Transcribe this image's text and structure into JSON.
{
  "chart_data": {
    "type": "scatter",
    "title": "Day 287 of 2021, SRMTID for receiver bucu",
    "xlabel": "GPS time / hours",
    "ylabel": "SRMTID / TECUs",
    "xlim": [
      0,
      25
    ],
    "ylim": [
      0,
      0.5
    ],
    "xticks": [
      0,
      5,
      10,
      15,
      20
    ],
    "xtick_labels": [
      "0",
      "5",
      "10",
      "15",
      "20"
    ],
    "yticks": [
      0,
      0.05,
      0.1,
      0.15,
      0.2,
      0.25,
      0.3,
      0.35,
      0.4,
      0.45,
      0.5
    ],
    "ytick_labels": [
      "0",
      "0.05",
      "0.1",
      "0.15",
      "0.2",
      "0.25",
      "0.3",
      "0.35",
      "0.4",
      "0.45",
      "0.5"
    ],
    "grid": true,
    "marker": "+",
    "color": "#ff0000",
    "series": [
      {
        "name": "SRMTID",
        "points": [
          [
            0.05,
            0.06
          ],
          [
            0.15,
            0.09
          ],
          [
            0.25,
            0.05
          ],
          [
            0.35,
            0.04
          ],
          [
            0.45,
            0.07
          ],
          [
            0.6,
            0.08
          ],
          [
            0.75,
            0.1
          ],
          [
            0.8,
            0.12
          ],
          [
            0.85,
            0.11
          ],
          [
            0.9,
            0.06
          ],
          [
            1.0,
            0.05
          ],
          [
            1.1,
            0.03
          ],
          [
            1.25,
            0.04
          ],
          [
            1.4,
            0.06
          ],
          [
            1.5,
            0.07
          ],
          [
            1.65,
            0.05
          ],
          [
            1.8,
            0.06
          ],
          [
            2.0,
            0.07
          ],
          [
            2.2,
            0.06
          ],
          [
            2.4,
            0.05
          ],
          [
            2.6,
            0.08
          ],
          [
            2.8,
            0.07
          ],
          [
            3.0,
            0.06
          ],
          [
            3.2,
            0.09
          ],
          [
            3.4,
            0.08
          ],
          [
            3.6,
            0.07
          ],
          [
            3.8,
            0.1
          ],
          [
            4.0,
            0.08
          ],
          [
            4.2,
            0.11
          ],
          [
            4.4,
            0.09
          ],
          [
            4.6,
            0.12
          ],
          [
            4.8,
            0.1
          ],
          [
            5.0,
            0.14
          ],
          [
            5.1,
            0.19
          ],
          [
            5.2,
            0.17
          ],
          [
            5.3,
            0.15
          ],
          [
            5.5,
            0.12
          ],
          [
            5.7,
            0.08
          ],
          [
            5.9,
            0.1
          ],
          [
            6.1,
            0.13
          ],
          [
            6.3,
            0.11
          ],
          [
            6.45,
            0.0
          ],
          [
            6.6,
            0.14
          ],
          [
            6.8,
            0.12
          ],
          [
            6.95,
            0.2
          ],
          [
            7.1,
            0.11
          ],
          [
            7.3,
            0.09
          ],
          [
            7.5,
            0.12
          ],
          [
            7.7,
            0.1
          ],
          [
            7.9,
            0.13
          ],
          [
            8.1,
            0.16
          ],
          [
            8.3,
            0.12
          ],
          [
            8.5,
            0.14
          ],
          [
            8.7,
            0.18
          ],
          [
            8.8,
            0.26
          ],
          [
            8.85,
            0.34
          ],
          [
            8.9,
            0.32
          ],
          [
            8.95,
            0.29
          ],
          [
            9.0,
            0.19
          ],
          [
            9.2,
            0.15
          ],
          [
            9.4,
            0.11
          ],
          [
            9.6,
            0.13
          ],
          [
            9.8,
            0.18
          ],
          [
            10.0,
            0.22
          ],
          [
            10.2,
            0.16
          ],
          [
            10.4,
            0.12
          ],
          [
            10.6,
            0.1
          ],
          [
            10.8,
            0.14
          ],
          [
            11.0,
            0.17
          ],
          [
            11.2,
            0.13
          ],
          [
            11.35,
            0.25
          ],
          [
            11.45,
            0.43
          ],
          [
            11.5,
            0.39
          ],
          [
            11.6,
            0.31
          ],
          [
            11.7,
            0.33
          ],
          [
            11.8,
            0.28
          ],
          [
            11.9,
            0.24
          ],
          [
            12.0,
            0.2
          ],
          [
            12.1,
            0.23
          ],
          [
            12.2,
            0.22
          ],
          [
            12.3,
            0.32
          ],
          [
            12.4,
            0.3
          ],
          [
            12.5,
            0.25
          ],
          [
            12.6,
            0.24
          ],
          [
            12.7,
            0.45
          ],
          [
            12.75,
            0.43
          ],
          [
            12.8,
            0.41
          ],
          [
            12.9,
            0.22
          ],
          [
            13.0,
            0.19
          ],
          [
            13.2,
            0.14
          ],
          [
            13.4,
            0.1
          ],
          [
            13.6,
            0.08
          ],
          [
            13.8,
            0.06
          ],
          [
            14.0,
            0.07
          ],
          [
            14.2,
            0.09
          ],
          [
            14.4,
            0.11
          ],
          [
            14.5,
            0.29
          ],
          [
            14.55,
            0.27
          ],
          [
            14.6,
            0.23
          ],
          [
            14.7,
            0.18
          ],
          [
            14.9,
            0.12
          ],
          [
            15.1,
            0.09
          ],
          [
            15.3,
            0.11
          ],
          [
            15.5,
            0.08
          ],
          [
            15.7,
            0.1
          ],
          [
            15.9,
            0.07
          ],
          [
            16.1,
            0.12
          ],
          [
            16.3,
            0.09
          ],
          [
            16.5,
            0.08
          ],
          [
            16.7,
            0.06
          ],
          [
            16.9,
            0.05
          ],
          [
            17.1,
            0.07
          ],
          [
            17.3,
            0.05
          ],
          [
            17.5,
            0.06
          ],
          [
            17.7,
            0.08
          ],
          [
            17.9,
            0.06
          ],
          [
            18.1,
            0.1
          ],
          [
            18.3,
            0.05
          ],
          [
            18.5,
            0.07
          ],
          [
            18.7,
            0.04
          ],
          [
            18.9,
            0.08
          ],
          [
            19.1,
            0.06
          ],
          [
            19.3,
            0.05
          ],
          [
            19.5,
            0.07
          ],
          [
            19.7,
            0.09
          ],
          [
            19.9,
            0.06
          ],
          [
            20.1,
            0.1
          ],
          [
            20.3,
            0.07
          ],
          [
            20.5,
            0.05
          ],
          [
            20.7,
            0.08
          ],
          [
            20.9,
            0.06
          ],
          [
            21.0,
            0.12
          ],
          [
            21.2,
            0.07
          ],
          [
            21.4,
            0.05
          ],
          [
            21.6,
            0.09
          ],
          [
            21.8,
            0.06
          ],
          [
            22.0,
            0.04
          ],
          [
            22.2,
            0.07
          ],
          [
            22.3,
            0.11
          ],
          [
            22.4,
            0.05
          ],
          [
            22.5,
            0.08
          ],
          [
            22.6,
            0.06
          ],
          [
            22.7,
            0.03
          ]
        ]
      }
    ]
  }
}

##############################

• Task to complete: From the entries above, copy every line that holds the word "SRMTID".

• Solution to this exercise:
    "title": "Day 287 of 2021, SRMTID for receiver bucu",
    "ylabel": "SRMTID / TECUs",
        "name": "SRMTID",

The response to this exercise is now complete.